Spatial annotation entries
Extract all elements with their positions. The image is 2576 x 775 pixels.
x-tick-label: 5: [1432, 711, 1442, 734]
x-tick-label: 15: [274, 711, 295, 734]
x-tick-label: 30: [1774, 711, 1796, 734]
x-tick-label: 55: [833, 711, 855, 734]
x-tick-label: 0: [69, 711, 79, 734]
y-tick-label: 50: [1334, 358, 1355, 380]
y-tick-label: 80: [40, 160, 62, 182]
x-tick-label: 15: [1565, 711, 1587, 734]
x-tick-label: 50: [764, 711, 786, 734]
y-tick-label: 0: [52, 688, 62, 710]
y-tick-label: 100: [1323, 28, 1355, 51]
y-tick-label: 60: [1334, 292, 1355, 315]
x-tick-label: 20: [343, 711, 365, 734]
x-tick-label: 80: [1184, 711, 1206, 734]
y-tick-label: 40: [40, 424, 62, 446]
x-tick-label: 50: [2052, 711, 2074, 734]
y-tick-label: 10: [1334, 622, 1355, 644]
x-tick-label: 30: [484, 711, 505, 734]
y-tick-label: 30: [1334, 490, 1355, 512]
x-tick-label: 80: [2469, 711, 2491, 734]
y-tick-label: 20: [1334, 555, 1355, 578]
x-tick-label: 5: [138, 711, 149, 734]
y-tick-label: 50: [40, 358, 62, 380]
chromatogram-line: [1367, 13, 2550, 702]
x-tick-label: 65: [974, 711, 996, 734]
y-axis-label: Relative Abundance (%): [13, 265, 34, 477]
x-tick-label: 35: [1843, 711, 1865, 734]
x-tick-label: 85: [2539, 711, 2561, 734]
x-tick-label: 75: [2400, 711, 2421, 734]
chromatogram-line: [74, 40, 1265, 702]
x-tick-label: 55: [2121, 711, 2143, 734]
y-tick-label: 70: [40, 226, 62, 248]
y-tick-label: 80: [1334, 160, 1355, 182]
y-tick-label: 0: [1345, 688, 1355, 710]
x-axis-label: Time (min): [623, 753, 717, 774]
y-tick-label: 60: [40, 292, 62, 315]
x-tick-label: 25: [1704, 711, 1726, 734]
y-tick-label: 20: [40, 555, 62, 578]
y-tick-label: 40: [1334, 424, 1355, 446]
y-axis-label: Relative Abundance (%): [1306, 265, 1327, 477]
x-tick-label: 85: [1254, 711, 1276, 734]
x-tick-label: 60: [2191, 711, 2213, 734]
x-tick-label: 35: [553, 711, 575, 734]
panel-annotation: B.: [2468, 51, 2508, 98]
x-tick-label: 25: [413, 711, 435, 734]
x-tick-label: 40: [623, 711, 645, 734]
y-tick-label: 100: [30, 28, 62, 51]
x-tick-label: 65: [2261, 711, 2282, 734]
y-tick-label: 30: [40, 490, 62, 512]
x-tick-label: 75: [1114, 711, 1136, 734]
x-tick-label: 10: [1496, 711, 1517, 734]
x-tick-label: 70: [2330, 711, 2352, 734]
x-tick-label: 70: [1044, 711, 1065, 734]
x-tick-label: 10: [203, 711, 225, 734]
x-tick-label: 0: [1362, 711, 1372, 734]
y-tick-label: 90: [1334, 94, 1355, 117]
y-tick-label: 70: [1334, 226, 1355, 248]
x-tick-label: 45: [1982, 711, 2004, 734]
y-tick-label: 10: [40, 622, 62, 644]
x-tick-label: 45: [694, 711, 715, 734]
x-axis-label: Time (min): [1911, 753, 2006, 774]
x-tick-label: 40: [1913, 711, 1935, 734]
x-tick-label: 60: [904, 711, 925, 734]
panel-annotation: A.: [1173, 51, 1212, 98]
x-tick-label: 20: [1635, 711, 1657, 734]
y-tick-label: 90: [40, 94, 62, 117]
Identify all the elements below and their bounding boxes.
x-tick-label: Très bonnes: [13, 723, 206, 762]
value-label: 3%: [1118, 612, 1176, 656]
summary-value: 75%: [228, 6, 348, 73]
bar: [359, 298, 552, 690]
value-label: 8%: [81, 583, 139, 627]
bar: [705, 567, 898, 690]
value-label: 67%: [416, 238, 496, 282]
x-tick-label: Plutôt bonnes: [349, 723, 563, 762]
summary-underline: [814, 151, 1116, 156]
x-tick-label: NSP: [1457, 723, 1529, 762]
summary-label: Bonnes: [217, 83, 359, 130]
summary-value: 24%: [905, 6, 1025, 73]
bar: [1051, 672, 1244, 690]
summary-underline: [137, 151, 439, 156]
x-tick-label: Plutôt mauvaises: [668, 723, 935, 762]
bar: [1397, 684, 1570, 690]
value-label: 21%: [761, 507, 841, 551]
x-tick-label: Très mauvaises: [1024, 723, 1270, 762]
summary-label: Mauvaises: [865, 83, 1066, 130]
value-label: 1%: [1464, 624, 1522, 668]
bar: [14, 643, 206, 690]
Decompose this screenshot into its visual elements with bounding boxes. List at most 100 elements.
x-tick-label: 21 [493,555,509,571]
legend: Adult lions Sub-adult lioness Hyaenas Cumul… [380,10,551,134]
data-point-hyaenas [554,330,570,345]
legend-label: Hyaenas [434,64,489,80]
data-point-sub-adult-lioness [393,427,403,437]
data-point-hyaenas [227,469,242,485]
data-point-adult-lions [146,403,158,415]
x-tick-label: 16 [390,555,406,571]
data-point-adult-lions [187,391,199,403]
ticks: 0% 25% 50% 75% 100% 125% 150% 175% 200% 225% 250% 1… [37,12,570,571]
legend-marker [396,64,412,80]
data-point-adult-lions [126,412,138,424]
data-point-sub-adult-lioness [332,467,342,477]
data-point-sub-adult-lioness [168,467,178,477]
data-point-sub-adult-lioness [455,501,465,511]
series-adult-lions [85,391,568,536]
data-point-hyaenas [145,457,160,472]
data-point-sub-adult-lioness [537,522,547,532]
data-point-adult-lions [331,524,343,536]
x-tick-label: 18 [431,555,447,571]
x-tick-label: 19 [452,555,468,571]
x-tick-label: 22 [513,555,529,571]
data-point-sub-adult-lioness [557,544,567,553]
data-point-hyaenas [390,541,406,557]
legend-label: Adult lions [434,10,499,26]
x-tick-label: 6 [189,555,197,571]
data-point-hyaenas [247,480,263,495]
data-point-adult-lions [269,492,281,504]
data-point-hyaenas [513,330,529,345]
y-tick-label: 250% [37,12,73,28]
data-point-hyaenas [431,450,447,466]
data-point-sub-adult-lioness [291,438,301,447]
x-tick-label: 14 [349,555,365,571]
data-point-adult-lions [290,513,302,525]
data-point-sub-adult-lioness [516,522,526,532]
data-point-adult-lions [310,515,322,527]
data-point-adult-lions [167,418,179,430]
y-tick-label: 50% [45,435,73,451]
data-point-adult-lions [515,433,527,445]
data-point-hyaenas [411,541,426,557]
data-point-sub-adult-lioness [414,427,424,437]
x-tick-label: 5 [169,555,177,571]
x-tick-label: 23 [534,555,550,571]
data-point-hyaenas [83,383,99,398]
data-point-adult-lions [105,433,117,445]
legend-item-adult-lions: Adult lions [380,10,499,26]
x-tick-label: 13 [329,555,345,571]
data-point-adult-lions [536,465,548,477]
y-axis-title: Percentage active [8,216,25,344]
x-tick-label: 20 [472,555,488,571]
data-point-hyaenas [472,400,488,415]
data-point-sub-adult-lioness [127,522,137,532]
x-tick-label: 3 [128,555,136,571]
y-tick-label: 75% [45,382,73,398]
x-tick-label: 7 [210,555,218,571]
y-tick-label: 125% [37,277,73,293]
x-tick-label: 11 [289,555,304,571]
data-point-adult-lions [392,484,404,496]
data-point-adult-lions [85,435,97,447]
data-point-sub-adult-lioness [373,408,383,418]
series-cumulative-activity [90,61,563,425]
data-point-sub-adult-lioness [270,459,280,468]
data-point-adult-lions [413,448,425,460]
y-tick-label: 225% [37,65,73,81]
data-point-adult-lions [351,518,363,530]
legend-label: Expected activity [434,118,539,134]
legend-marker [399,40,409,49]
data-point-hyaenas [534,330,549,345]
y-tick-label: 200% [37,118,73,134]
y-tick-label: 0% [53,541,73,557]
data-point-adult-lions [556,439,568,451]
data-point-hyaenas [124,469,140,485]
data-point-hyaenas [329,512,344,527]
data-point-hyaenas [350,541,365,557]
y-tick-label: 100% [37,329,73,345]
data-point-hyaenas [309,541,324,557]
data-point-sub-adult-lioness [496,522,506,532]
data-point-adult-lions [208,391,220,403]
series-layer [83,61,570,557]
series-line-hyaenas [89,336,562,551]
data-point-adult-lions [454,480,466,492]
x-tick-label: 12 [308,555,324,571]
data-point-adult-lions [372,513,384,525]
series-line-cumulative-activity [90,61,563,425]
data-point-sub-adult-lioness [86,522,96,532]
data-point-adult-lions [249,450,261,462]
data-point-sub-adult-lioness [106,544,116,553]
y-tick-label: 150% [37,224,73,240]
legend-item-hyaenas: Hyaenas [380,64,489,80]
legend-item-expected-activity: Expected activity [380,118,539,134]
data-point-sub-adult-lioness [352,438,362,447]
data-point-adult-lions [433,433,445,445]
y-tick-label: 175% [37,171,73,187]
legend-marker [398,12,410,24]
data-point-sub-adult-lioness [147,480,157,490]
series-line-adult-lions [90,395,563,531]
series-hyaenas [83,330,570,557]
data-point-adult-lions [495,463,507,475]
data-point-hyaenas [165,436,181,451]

WRITTEN PROBLEM:
Locate each line in the material above that contains the string "elements", matching case exactly, and copy those lines out in full.

EXERCISE OUTPUT:
Extract all elements with their positions. The image is 2576 x 775 pixels.
Identify all the elements below and their bounding boxes.
Decompose this screenshot into its visual elements with bounding boxes. List at most 100 elements.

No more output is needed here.